Text passage:
# Battery stuck in 5D Mark III



## Policar (Apr 5, 2014)

Not a complicated problem to explain, but very unsettling and I've yet to solve it. I went to replace the battery in my 5D Mark III… tried a couple generic batteries that were out of juice then put in a genuine one… was surprisingly difficult to push in (didn't slide smoothly, lots of friction) but I figured it was seated slightly wrong but ok and pushed it in farther. Now it is stuck in the camera body. The white tab works, there is some play when I move the battery around, but it won't slide out. Stuck in there pretty good, not even sure how... feels like maybe something else is jammed in there keeping it there or the spring is messed up but I can't imagine how.

Help! Need to get it out. Fwiw, the camera works fine with the stuck battery, but that does me no good because it will run out soon and then I've got a $3500 paperweight. :/


----------



## Mt Spokane Photography (Apr 5, 2014)

Saving a few dollars by buying a junk battery and ruining a $$$$ camera does not make sense. I bought a used camera one time with exactly the same issue, junk battery swollen up and jammed in the camera. In my case, the battery was long dead, so I took a electric drill and drilled several 1/4 or so inch holes in it until I could finally take it out in pieces. The camera was not very good anyway (A Sony), so I was willing to risk damage. It turned out fine.

In your case, I'd contact the battery seller and see if they will pay to have Canon fix it. Realistically, it may not be totally dead, and my solution might cause a explosion or severe overheat and ruin the Camera.

Have Canon repair it, its a expensive lesson learned.


----------



## Policar (Apr 5, 2014)

Mt Spokane Photography said:


> Saving a few dollars by buying a junk battery and ruining a $$$$ camera does not make sense. I bought a used camera one time with exactly the same issue, junk battery swollen up and jammed in the camera. In my case, the battery was long dead, so I took a electric drill and drilled several 1/4 or so inch holes in it until I could finally take it out in pieces. The camera was not very good anyway (A Sony), so I was willing to risk damage. It turned out fine.
> 
> In your case, I'd contact the battery seller and see if they will pay to have Canon fix it. Realistically, it may not be totally dead, and my solution might cause a explosion or severe overheat and ruin the Camera.
> 
> Have Canon repair it, its a expensive lesson learned.



The battery that is stuck is a genuine Canon battery bought new.

Items:
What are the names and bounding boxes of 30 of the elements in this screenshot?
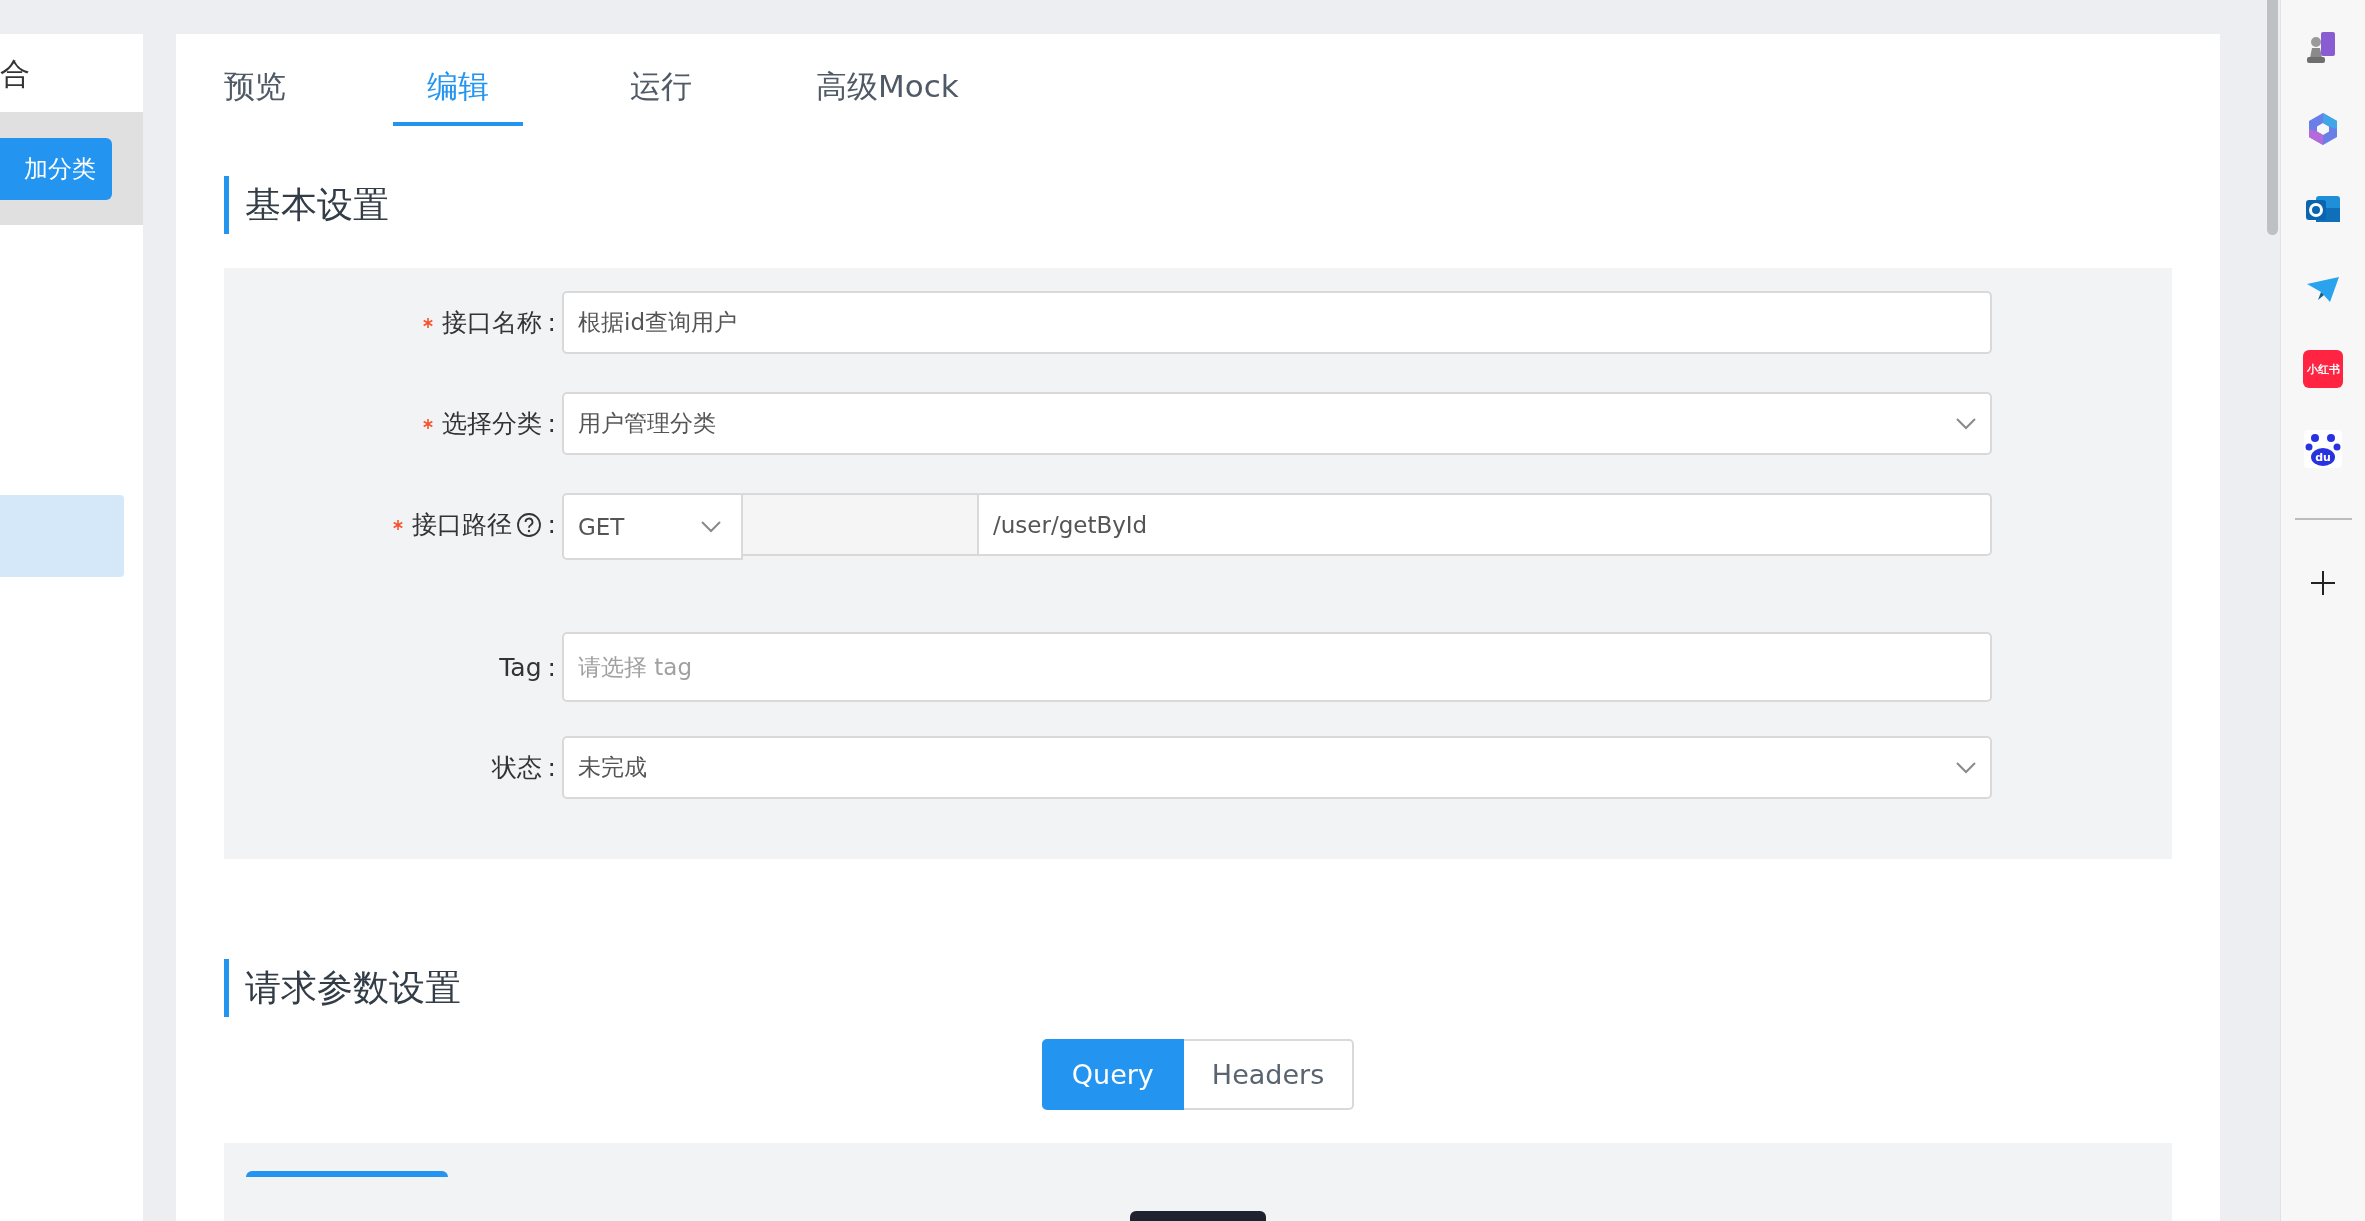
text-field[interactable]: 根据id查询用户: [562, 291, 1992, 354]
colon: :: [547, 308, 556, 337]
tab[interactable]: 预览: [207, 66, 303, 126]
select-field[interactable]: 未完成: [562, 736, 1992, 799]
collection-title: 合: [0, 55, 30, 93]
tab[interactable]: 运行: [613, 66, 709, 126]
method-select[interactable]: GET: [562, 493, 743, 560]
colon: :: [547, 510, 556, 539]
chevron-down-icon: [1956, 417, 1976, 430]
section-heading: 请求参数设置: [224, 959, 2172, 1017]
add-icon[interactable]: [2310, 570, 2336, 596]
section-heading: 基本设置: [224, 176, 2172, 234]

Task instructions:
**A.** Answer these from the forum thread about the stuck battery:
(i) What dollar value does Policar put on the camera?
(ii) What tool did Mt Spokane Photography use to get the jammed battery out of the used camera?
(iii) In Policar's last post, what kind of battery is stuck?
**B.** Does each statement agree with the forum thread about the stuck battery? Answer yes or no, and quote the words that decide it.
(i) The camera stopped working once the battery got stuck.
(ii) The used camera Mt Spokane Photography bought was a Sony.
(iii) The white tab on the battery compartment does not work.
**C.** Transcribe everything in the forum thread about the stuck battery from "Not a complicated" down to "Photography (Apr 5, 2014)".
You won't need any of the material.

Written responses:
**A.**
(i) $3500
(ii) An electric drill
(iii) A genuine Canon battery bought new

**B.**
(i) No: "the camera works fine with the stuck battery"
(ii) Yes: "The camera was not very good anyway (A Sony)"
(iii) No: "The white tab works"

**C.**
Not a complicated problem to explain, but very unsettling and I've yet to solve it. I went to replace the battery in my 5D Mark III… tried a couple generic batteries that were out of juice then put in a genuine one… was surprisingly difficult to push in (didn't slide smoothly, lots of friction) but I figured it was seated slightly wrong but ok and pushed it in farther. Now it is stuck in the camera body. The white tab works, there is some play when I move the battery around, but it won't slide out. Stuck in there pretty good, not even sure how... feels like maybe something else is jammed in there keeping it there or the spring is messed up but I can't imagine how.

Help! Need to get it out. Fwiw, the camera works fine with the stuck battery, but that does me no good because it will run out soon and then I've got a $3500 paperweight. :/


----------



## Mt Spokane Photography (Apr 5, 2014)